• Material provided:
START

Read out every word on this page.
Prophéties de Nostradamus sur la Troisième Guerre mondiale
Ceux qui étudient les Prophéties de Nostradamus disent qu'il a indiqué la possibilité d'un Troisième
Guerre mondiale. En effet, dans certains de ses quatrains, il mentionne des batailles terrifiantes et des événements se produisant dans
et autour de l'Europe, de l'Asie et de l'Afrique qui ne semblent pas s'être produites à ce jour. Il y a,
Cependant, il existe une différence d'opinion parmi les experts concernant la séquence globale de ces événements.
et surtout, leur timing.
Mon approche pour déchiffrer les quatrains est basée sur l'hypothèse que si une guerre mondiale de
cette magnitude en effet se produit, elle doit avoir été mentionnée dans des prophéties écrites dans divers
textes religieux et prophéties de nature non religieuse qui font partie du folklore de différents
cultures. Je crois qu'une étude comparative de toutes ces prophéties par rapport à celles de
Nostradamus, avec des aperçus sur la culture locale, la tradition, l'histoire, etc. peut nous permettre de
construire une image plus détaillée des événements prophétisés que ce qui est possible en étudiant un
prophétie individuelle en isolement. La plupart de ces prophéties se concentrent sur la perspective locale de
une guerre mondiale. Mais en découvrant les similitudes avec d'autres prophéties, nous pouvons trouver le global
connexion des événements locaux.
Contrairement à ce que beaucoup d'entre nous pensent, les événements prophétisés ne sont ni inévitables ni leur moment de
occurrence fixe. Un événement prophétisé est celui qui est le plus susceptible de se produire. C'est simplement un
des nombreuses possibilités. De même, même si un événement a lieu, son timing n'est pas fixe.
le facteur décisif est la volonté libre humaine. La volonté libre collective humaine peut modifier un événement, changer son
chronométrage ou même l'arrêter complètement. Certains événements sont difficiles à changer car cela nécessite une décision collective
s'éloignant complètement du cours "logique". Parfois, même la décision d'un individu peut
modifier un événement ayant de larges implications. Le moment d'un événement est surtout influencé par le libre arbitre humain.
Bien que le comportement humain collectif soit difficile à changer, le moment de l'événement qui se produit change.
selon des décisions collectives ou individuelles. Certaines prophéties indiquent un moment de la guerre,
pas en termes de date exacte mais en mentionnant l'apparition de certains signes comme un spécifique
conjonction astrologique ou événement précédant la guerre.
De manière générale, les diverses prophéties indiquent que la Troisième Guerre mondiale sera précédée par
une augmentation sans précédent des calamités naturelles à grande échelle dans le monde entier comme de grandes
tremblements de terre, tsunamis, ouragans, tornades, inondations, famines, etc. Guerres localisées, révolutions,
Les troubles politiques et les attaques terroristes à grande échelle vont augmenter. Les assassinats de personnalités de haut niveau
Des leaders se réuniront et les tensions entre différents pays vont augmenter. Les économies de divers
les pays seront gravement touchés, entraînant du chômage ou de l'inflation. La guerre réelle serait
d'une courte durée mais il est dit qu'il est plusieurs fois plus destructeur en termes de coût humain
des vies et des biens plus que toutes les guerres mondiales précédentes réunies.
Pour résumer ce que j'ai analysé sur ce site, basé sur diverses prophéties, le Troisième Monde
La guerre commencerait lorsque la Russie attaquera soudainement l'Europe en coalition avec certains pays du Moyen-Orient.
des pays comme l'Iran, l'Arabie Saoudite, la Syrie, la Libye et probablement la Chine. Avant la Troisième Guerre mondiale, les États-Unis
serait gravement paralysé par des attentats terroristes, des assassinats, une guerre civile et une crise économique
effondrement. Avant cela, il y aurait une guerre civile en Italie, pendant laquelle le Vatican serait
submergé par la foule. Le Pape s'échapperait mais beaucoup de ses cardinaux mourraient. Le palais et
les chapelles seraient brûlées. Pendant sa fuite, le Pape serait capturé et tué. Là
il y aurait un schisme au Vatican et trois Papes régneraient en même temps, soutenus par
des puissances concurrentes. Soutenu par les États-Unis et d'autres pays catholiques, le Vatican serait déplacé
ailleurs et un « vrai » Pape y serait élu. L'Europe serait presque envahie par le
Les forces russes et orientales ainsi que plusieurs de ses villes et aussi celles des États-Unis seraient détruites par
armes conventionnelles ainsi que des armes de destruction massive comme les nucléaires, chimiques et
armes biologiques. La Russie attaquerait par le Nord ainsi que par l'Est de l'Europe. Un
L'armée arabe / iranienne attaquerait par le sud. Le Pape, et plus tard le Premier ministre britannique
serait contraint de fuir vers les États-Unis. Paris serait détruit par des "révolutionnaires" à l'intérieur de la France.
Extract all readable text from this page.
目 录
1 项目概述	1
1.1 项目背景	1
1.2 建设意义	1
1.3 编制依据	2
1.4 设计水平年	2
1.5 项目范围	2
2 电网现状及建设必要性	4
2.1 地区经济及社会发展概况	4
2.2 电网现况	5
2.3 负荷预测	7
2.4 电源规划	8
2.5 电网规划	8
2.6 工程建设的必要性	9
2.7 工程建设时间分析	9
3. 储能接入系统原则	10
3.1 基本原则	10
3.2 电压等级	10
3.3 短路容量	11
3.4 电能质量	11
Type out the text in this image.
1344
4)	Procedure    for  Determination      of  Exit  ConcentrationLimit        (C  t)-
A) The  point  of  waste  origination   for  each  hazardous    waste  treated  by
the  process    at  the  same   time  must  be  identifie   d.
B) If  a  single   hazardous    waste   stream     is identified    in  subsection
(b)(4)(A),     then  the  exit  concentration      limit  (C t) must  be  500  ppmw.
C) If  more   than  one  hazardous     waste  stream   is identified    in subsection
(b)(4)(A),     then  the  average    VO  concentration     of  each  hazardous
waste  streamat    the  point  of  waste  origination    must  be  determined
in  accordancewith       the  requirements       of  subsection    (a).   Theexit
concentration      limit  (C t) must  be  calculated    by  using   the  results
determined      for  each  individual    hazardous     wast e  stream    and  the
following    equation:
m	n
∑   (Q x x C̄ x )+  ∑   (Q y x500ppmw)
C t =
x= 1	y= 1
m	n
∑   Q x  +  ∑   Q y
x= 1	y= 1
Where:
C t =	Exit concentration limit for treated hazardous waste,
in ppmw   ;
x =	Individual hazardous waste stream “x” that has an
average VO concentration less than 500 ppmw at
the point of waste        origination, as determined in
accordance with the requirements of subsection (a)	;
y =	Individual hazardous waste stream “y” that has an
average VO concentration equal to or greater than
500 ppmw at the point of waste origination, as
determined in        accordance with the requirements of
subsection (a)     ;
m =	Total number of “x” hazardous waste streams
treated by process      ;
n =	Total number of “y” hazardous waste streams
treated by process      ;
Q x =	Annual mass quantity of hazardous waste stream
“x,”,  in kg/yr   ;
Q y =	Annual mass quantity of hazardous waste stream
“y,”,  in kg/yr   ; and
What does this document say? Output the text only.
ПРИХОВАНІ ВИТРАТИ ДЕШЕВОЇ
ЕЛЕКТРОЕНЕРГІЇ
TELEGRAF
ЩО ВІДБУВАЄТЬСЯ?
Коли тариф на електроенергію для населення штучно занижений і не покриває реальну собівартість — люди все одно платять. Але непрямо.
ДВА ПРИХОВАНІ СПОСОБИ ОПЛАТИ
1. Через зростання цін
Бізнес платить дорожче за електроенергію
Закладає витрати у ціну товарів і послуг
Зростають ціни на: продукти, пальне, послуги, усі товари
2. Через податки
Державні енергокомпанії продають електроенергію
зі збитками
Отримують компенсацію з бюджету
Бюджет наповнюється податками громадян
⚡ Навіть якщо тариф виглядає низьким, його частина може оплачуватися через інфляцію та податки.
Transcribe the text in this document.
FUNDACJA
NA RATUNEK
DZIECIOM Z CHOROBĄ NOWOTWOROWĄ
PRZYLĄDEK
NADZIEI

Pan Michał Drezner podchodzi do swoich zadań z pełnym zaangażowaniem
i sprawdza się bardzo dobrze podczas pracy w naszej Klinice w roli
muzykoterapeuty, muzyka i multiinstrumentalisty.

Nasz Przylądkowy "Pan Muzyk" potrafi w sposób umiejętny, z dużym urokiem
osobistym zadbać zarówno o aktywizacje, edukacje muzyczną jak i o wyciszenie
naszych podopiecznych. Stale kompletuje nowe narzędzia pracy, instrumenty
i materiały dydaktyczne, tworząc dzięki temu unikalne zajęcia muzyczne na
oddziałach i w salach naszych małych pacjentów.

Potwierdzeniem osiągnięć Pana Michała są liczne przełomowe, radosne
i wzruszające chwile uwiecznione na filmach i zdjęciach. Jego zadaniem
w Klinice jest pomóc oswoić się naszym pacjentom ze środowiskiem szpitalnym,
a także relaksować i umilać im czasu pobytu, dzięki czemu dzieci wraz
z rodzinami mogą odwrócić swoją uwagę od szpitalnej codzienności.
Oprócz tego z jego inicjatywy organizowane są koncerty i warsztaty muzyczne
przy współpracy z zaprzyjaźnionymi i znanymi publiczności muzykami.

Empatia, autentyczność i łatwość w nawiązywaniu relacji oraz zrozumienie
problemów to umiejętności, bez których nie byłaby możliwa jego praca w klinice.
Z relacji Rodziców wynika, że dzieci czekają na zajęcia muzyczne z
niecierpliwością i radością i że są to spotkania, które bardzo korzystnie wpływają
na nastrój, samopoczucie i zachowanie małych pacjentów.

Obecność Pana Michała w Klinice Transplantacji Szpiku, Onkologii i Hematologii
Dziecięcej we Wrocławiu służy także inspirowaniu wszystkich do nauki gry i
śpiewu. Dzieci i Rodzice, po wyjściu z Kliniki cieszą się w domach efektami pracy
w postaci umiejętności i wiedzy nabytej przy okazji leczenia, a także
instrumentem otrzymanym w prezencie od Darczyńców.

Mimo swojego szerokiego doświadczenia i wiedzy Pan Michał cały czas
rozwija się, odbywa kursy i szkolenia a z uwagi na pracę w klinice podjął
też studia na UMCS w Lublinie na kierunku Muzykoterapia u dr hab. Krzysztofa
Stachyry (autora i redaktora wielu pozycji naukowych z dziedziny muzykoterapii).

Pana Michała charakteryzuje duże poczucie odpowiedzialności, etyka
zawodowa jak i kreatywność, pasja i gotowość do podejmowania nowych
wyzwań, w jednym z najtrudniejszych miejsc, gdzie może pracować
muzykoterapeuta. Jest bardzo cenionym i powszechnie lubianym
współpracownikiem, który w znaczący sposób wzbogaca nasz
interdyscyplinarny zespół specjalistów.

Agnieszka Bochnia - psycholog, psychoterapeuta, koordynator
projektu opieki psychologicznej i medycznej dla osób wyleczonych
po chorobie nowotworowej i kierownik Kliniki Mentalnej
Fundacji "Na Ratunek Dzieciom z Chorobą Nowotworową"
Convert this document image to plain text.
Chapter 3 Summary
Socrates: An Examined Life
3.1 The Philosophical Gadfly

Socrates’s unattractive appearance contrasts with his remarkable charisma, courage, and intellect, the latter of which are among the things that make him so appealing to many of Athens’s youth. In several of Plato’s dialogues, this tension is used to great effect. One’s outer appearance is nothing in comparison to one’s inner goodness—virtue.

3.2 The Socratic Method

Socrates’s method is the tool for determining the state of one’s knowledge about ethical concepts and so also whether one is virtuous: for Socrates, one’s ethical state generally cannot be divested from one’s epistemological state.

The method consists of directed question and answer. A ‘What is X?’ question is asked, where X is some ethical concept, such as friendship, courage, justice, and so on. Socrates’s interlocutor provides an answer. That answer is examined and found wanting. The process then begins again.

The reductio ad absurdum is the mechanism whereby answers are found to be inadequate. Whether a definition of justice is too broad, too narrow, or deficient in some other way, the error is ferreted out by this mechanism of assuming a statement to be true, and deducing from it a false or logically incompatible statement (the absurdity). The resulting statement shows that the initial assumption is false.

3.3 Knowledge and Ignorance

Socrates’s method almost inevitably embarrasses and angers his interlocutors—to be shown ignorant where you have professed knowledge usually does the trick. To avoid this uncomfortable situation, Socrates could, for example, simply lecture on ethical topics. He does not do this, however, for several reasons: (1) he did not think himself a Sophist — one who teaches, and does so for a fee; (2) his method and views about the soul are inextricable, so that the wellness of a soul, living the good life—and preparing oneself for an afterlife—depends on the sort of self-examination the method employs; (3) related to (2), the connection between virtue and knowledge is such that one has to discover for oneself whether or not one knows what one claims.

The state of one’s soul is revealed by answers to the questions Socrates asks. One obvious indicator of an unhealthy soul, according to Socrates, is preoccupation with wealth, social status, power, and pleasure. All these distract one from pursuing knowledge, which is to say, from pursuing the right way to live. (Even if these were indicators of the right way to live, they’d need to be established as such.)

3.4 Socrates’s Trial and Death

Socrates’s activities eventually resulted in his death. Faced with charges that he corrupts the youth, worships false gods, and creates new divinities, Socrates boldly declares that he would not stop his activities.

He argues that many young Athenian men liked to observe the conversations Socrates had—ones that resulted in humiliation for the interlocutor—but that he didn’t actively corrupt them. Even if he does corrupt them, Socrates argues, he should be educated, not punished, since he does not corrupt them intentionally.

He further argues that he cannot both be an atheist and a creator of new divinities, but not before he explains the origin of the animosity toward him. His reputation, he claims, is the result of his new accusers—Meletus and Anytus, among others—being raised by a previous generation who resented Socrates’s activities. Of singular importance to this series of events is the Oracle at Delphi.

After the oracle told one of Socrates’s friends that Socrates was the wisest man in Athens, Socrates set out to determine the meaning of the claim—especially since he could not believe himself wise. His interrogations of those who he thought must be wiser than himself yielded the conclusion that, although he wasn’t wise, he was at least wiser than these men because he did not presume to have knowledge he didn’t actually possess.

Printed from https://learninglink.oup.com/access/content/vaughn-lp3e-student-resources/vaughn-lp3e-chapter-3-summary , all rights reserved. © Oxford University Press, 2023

END

• Your goal: Which lines of the material contain the string "Pana"? List each of them.

• Reply to the task:
Potwierdzeniem osiągnięć Pana Michała są liczne przełomowe, radosne
Obecność Pana Michała w Klinice Transplantacji Szpiku, Onkologii i Hematologii
Pana Michała charakteryzuje duże poczucie odpowiedzialności, etyka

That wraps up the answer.